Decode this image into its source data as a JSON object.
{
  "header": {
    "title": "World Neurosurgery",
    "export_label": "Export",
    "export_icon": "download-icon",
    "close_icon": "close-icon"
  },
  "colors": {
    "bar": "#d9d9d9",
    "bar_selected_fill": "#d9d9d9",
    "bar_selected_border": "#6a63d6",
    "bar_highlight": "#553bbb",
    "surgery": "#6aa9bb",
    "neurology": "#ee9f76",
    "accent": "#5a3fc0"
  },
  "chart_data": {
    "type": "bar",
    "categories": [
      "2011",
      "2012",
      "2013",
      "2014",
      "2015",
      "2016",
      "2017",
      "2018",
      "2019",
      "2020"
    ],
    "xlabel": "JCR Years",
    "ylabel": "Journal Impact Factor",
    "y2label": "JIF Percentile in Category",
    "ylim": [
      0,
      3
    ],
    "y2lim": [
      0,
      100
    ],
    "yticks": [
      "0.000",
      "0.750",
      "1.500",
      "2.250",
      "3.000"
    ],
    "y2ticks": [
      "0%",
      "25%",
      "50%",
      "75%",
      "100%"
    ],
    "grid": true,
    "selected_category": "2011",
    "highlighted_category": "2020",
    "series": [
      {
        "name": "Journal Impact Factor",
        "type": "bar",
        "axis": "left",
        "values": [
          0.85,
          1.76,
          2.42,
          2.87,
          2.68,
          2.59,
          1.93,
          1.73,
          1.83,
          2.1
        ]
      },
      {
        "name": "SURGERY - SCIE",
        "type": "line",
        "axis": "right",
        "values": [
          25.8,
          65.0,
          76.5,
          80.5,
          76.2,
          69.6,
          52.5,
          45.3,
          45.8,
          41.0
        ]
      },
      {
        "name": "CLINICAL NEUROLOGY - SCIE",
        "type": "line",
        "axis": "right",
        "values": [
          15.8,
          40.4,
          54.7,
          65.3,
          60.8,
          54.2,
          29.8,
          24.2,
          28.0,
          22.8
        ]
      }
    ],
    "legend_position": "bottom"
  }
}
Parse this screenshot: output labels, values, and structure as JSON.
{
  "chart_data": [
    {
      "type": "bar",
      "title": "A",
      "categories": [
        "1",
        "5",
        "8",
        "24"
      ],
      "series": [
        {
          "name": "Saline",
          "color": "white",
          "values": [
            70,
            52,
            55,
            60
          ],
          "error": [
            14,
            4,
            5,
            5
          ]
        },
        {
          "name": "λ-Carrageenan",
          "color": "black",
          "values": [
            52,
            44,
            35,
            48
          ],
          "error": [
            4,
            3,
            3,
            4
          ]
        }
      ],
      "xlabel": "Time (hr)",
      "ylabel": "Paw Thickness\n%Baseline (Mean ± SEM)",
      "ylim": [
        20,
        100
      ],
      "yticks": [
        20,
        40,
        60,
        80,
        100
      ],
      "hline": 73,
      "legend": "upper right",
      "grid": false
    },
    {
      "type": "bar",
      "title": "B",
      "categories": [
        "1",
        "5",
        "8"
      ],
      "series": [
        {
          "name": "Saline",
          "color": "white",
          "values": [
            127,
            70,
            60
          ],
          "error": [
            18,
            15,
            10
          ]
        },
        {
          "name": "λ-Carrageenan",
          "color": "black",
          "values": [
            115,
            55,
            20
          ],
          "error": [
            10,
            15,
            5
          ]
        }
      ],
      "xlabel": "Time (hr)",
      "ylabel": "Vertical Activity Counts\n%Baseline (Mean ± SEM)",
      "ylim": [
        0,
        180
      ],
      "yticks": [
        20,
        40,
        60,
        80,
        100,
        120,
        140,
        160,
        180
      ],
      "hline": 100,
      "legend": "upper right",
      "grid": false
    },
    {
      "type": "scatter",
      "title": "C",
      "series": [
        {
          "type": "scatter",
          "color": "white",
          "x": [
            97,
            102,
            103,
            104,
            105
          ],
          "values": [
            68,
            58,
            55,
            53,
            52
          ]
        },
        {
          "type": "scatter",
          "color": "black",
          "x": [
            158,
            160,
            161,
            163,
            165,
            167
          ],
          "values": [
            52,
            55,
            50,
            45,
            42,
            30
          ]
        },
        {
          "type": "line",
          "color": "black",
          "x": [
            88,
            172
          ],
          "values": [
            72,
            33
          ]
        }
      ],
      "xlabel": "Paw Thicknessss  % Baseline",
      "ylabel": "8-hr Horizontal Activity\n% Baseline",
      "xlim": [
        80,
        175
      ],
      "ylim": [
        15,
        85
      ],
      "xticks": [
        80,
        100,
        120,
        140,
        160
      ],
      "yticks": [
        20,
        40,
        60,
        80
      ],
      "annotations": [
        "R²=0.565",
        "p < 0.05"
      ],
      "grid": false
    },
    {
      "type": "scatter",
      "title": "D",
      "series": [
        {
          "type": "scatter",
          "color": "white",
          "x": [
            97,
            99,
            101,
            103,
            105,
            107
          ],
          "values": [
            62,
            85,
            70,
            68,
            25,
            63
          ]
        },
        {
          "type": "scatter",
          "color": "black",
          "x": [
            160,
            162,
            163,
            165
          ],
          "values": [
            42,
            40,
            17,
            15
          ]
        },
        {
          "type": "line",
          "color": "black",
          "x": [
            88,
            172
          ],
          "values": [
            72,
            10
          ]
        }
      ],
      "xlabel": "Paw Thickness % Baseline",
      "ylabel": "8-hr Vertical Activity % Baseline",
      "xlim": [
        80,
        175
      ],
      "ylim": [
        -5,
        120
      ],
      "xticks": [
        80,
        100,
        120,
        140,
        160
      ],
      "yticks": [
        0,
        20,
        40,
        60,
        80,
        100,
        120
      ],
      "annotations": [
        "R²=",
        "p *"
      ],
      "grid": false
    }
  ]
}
──────────
WHAT IS BEING ASKED: Extract the data exactly as given.

EXERCISE ANSWER:
Decode this image into its source data as a JSON object.
{
  "header": {
    "title": "World Neurosurgery",
    "export_label": "Export",
    "export_icon": "download-icon",
    "close_icon": "close-icon"
  },
  "colors": {
    "bar": "#d9d9d9",
    "bar_selected_fill": "#d9d9d9",
    "bar_selected_border": "#6a63d6",
    "bar_highlight": "#553bbb",
    "surgery": "#6aa9bb",
    "neurology": "#ee9f76",
    "accent": "#5a3fc0"
  },
  "chart_data": {
    "type": "bar",
    "categories": [
      "2011",
      "2012",
      "2013",
      "2014",
      "2015",
      "2016",
      "2017",
      "2018",
      "2019",
      "2020"
    ],
    "xlabel": "JCR Years",
    "ylabel": "Journal Impact Factor",
    "y2label": "JIF Percentile in Category",
    "ylim": [
      0,
      3
    ],
    "y2lim": [
      0,
      100
    ],
    "yticks": [
      "0.000",
      "0.750",
      "1.500",
      "2.250",
      "3.000"
    ],
    "y2ticks": [
      "0%",
      "25%",
      "50%",
      "75%",
      "100%"
    ],
    "grid": true,
    "selected_category": "2011",
    "highlighted_category": "2020",
    "series": [
      {
        "name": "Journal Impact Factor",
        "type": "bar",
        "axis": "left",
        "values": [
          0.85,
          1.76,
          2.42,
          2.87,
          2.68,
          2.59,
          1.93,
          1.73,
          1.83,
          2.1
        ]
      },
      {
        "name": "SURGERY - SCIE",
        "type": "line",
        "axis": "right",
        "values": [
          25.8,
          65.0,
          76.5,
          80.5,
          76.2,
          69.6,
          52.5,
          45.3,
          45.8,
          41.0
        ]
      },
      {
        "name": "CLINICAL NEUROLOGY - SCIE",
        "type": "line",
        "axis": "right",
        "values": [
          15.8,
          40.4,
          54.7,
          65.3,
          60.8,
          54.2,
          29.8,
          24.2,
          28.0,
          22.8
        ]
      }
    ],
    "legend_position": "bottom"
  }
}
Parse this screenshot: output labels, values, and structure as JSON.
{
  "chart_data": [
    {
      "type": "bar",
      "title": "A",
      "categories": [
        "1",
        "5",
        "8",
        "24"
      ],
      "series": [
        {
          "name": "Saline",
          "color": "white",
          "values": [
            70,
            52,
            55,
            60
          ],
          "error": [
            14,
            4,
            5,
            5
          ]
        },
        {
          "name": "λ-Carrageenan",
          "color": "black",
          "values": [
            52,
            44,
            35,
            48
          ],
          "error": [
            4,
            3,
            3,
            4
          ]
        }
      ],
      "xlabel": "Time (hr)",
      "ylabel": "Paw Thickness\n%Baseline (Mean ± SEM)",
      "ylim": [
        20,
        100
      ],
      "yticks": [
        20,
        40,
        60,
        80,
        100
      ],
      "hline": 73,
      "legend": "upper right",
      "grid": false
    },
    {
      "type": "bar",
      "title": "B",
      "categories": [
        "1",
        "5",
        "8"
      ],
      "series": [
        {
          "name": "Saline",
          "color": "white",
          "values": [
            127,
            70,
            60
          ],
          "error": [
            18,
            15,
            10
          ]
        },
        {
          "name": "λ-Carrageenan",
          "color": "black",
          "values": [
            115,
            55,
            20
          ],
          "error": [
            10,
            15,
            5
          ]
        }
      ],
      "xlabel": "Time (hr)",
      "ylabel": "Vertical Activity Counts\n%Baseline (Mean ± SEM)",
      "ylim": [
        0,
        180
      ],
      "yticks": [
        20,
        40,
        60,
        80,
        100,
        120,
        140,
        160,
        180
      ],
      "hline": 100,
      "legend": "upper right",
      "grid": false
    },
    {
      "type": "scatter",
      "title": "C",
      "series": [
        {
          "type": "scatter",
          "color": "white",
          "x": [
            97,
            102,
            103,
            104,
            105
          ],
          "values": [
            68,
            58,
            55,
            53,
            52
          ]
        },
        {
          "type": "scatter",
          "color": "black",
          "x": [
            158,
            160,
            161,
            163,
            165,
            167
          ],
          "values": [
            52,
            55,
            50,
            45,
            42,
            30
          ]
        },
        {
          "type": "line",
          "color": "black",
          "x": [
            88,
            172
          ],
          "values": [
            72,
            33
          ]
        }
      ],
      "xlabel": "Paw Thicknessss  % Baseline",
      "ylabel": "8-hr Horizontal Activity\n% Baseline",
      "xlim": [
        80,
        175
      ],
      "ylim": [
        15,
        85
      ],
      "xticks": [
        80,
        100,
        120,
        140,
        160
      ],
      "yticks": [
        20,
        40,
        60,
        80
      ],
      "annotations": [
        "R²=0.565",
        "p < 0.05"
      ],
      "grid": false
    },
    {
      "type": "scatter",
      "title": "D",
      "series": [
        {
          "type": "scatter",
          "color": "white",
          "x": [
            97,
            99,
            101,
            103,
            105,
            107
          ],
          "values": [
            62,
            85,
            70,
            68,
            25,
            63
          ]
        },
        {
          "type": "scatter",
          "color": "black",
          "x": [
            160,
            162,
            163,
            165
          ],
          "values": [
            42,
            40,
            17,
            15
          ]
        },
        {
          "type": "line",
          "color": "black",
          "x": [
            88,
            172
          ],
          "values": [
            72,
            10
          ]
        }
      ],
      "xlabel": "Paw Thickness % Baseline",
      "ylabel": "8-hr Vertical Activity % Baseline",
      "xlim": [
        80,
        175
      ],
      "ylim": [
        -5,
        120
      ],
      "xticks": [
        80,
        100,
        120,
        140,
        160
      ],
      "yticks": [
        0,
        20,
        40,
        60,
        80,
        100,
        120
      ],
      "annotations": [
        "R²=",
        "p *"
      ],
      "grid": false
    }
  ]
}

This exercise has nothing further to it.